--- START OF EXERCISE INPUTS ---

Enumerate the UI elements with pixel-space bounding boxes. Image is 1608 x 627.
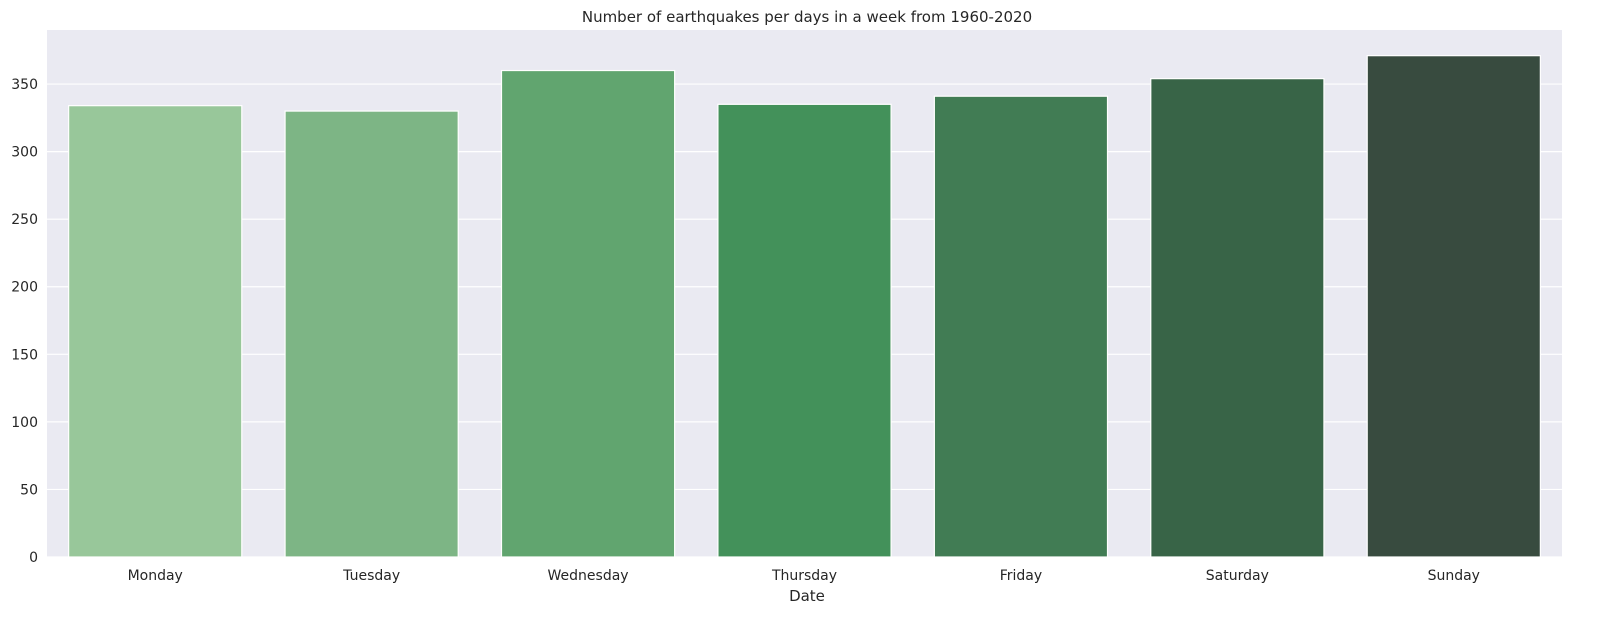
y-tick-label: 150 — [11, 347, 38, 363]
y-tick-label: 300 — [11, 145, 38, 161]
bar-monday — [68, 105, 243, 558]
x-tick-label-sunday: Sunday — [1428, 568, 1480, 584]
x-axis: Monday Tuesday Wednesday Thursday Friday Satu… — [128, 568, 1480, 584]
y-tick-label: 350 — [11, 77, 38, 93]
chart-title: Number of earthquakes per days in a week… — [582, 8, 1032, 26]
y-tick-label: 200 — [11, 280, 38, 296]
bar-saturday — [1150, 78, 1325, 558]
bar-sunday — [1366, 55, 1541, 558]
x-tick-label-saturday: Saturday — [1206, 568, 1269, 584]
y-tick-label: 0 — [29, 550, 38, 566]
x-tick-label-tuesday: Tuesday — [342, 568, 400, 584]
x-tick-label-thursday: Thursday — [771, 568, 837, 584]
bar-thursday — [717, 103, 892, 558]
x-tick-label-monday: Monday — [128, 568, 183, 584]
x-axis-label: Date — [789, 587, 825, 605]
bars — [68, 55, 1541, 558]
x-tick-label-wednesday: Wednesday — [548, 568, 629, 584]
y-axis: 0 50 100 150 200 250 300 350 — [11, 77, 38, 566]
bar-wednesday — [500, 69, 676, 558]
y-tick-label: 50 — [20, 482, 38, 498]
y-tick-label: 250 — [11, 212, 38, 228]
bar-tuesday — [284, 110, 459, 558]
bar-friday — [933, 95, 1109, 558]
x-tick-label-friday: Friday — [1000, 568, 1042, 584]
y-tick-label: 100 — [11, 415, 38, 431]
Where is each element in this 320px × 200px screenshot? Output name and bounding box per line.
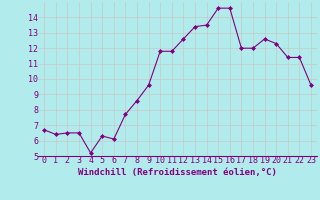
X-axis label: Windchill (Refroidissement éolien,°C): Windchill (Refroidissement éolien,°C) bbox=[78, 168, 277, 177]
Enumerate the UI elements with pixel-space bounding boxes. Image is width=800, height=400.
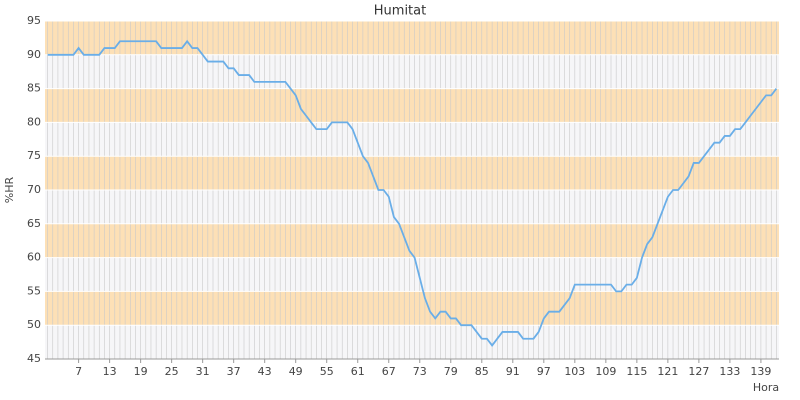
- band: [45, 325, 779, 359]
- y-tick-label: 80: [27, 115, 41, 128]
- x-tick-label: 133: [719, 365, 740, 378]
- y-tick-label: 70: [27, 183, 41, 196]
- x-tick-label: 91: [506, 365, 520, 378]
- x-tick-label: 25: [165, 365, 179, 378]
- x-tick-label: 55: [320, 365, 334, 378]
- x-tick-label: 43: [258, 365, 272, 378]
- x-tick-label: 121: [657, 365, 678, 378]
- y-axis-label: %HR: [3, 176, 16, 203]
- y-tick-label: 85: [27, 82, 41, 95]
- x-axis-label: Hora: [753, 381, 779, 394]
- y-tick-label: 75: [27, 149, 41, 162]
- y-tick-label: 45: [27, 352, 41, 365]
- y-tick-label: 95: [27, 14, 41, 27]
- x-tick-label: 37: [227, 365, 241, 378]
- x-tick-label: 127: [688, 365, 709, 378]
- band: [45, 21, 779, 55]
- line: [47, 39, 778, 347]
- x-tick-label: 73: [413, 365, 427, 378]
- x-tick-label: 13: [103, 365, 117, 378]
- x-tick-label: 7: [75, 365, 82, 378]
- band: [45, 190, 779, 224]
- chart-title: Humitat: [374, 4, 426, 19]
- x-tick-label: 67: [382, 365, 396, 378]
- x-tick-label: 97: [537, 365, 551, 378]
- x-tick-label: 49: [289, 365, 303, 378]
- band: [45, 156, 779, 190]
- x-tick-label: 109: [595, 365, 616, 378]
- x-tick-label: 31: [196, 365, 210, 378]
- y-tick-label: 65: [27, 217, 41, 230]
- x-tick-label: 61: [351, 365, 365, 378]
- x-tick-label: 19: [134, 365, 148, 378]
- band: [45, 88, 779, 123]
- band: [45, 223, 779, 258]
- band: [45, 122, 779, 157]
- y-tick-label: 90: [27, 48, 41, 61]
- x-tick-label: 79: [444, 365, 458, 378]
- band: [45, 54, 779, 89]
- band: [45, 257, 779, 292]
- band: [45, 291, 779, 326]
- x-tick-label: 85: [475, 365, 489, 378]
- x-tick-label: 103: [564, 365, 585, 378]
- x-tick-label: 139: [750, 365, 771, 378]
- y-tick-label: 50: [27, 318, 41, 331]
- x-tick-label: 115: [626, 365, 647, 378]
- y-tick-label: 60: [27, 251, 41, 264]
- y-tick-label: 55: [27, 284, 41, 297]
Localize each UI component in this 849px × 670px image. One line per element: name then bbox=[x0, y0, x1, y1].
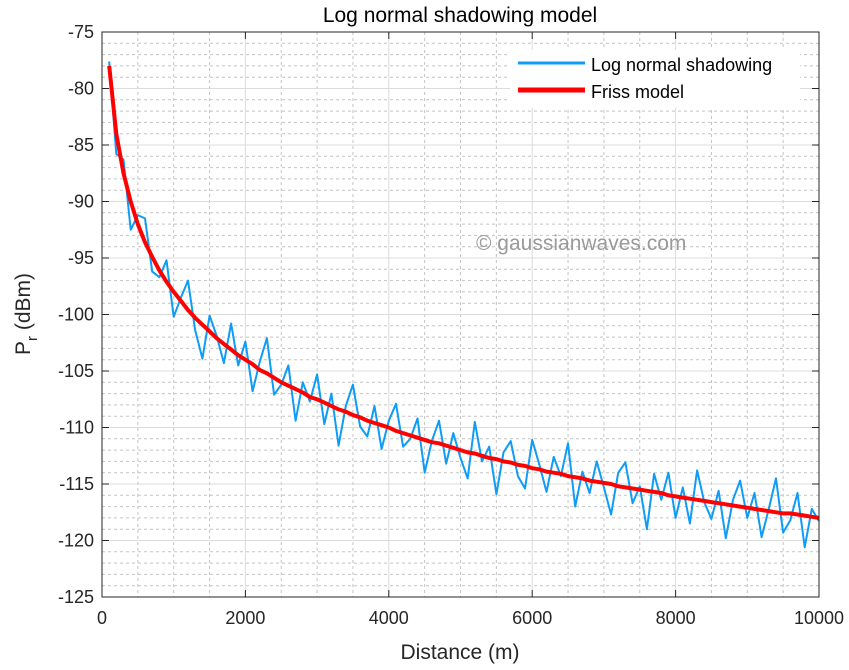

--- END OF EXERCISE INPUTS ---

◆ AIM ◆
Convert every line of the material above into a JSON list of strings, with one string per line and blank lines left out. Don't include the pictures in the answer.

◆ TASK RESPONSE ◆
[
  "Enumerate the UI elements with pixel-space bounding boxes. Image is 1608 x 627.",
  "y-tick-label: 150 — [11, 347, 38, 363]",
  "y-tick-label: 300 — [11, 145, 38, 161]",
  "bar-monday — [68, 105, 243, 558]",
  "x-tick-label-sunday: Sunday — [1428, 568, 1480, 584]",
  "x-axis: Monday Tuesday Wednesday Thursday Friday Satu… — [128, 568, 1480, 584]",
  "y-tick-label: 350 — [11, 77, 38, 93]",
  "chart-title: Number of earthquakes per days in a week… — [582, 8, 1032, 26]",
  "y-tick-label: 200 — [11, 280, 38, 296]",
  "bar-saturday — [1150, 78, 1325, 558]",
  "bar-sunday — [1366, 55, 1541, 558]",
  "x-tick-label-saturday: Saturday — [1206, 568, 1269, 584]",
  "y-tick-label: 0 — [29, 550, 38, 566]",
  "x-tick-label-tuesday: Tuesday — [342, 568, 400, 584]",
  "x-tick-label-thursday: Thursday — [771, 568, 837, 584]",
  "bar-thursday — [717, 103, 892, 558]",
  "x-tick-label-monday: Monday — [128, 568, 183, 584]",
  "x-axis-label: Date — [789, 587, 825, 605]",
  "bars — [68, 55, 1541, 558]",
  "x-tick-label-wednesday: Wednesday — [548, 568, 629, 584]",
  "y-axis: 0 50 100 150 200 250 300 350 — [11, 77, 38, 566]",
  "bar-wednesday — [500, 69, 676, 558]",
  "y-tick-label: 50 — [20, 482, 38, 498]",
  "y-tick-label: 250 — [11, 212, 38, 228]",
  "bar-tuesday — [284, 110, 459, 558]",
  "bar-friday — [933, 95, 1109, 558]",
  "x-tick-label-friday: Friday — [1000, 568, 1042, 584]",
  "y-tick-label: 100 — [11, 415, 38, 431]",
  "Where is each element in this 320px × 200px screenshot? Output name and bounding box per line.",
  "X-axis label: Windchill (Refroidissement éolien,°C): Windchill (Refroidissement éolien,°C) bbox=[78, 168, 277, 177]",
  "Enumerate the UI elements with pixel-space bounding boxes. Image is width=800, height=400.",
  "- band: [45, 325, 779, 359]",
  "- y-tick-label: 80: [27, 115, 41, 128]",
  "- x-tick-label: 133: [719, 365, 740, 378]",
  "- y-tick-label: 70: [27, 183, 41, 196]",
  "- x-tick-label: 91: [506, 365, 520, 378]",
  "- x-tick-label: 25: [165, 365, 179, 378]",
  "- x-tick-label: 55: [320, 365, 334, 378]",
  "- x-tick-label: 43: [258, 365, 272, 378]",
  "- x-tick-label: 121: [657, 365, 678, 378]",
  "- y-axis-label: %HR: [3, 176, 16, 203]",
  "- y-tick-label: 85: [27, 82, 41, 95]",
  "- x-axis-label: Hora: [753, 381, 779, 394]",
  "- y-tick-label: 75: [27, 149, 41, 162]",
  "- y-tick-label: 45: [27, 352, 41, 365]",
  "- y-tick-label: 95: [27, 14, 41, 27]",
  "- x-tick-label: 37: [227, 365, 241, 378]",
  "- x-tick-label: 127: [688, 365, 709, 378]",
  "- band: [45, 21, 779, 55]",
  "- line: [47, 39, 778, 347]",
  "- x-tick-label: 73: [413, 365, 427, 378]",
  "- x-tick-label: 13: [103, 365, 117, 378]",
  "- x-tick-label: 7: [75, 365, 82, 378]",
  "- band: [45, 190, 779, 224]",
  "- chart-title: Humitat: [374, 4, 426, 19]",
  "- x-tick-label: 67: [382, 365, 396, 378]",
  "- x-tick-label: 97: [537, 365, 551, 378]",
  "- x-tick-label: 49: [289, 365, 303, 378]",
  "- band: [45, 156, 779, 190]",
  "- x-tick-label: 109: [595, 365, 616, 378]",
  "- x-tick-label: 31: [196, 365, 210, 378]",
  "- y-tick-label: 65: [27, 217, 41, 230]",
  "- x-tick-label: 61: [351, 365, 365, 378]",
  "- x-tick-label: 19: [134, 365, 148, 378]",
  "- band: [45, 88, 779, 123]",
  "- band: [45, 223, 779, 258]",
  "- band: [45, 122, 779, 157]",
  "- y-tick-label: 90: [27, 48, 41, 61]",
  "- x-tick-label: 79: [444, 365, 458, 378]",
  "- band: [45, 54, 779, 89]",
  "- band: [45, 257, 779, 292]",
  "- band: [45, 291, 779, 326]",
  "- x-tick-label: 85: [475, 365, 489, 378]",
  "- x-tick-label: 103: [564, 365, 585, 378]",
  "- x-tick-label: 139: [750, 365, 771, 378]",
  "- y-tick-label: 50: [27, 318, 41, 331]",
  "- x-tick-label: 115: [626, 365, 647, 378]",
  "- y-tick-label: 60: [27, 251, 41, 264]",
  "- y-tick-label: 55: [27, 284, 41, 297]",
  "Localize each UI component in this 849px × 670px image. One line per element: name then bbox=[x0, y0, x1, y1]."
]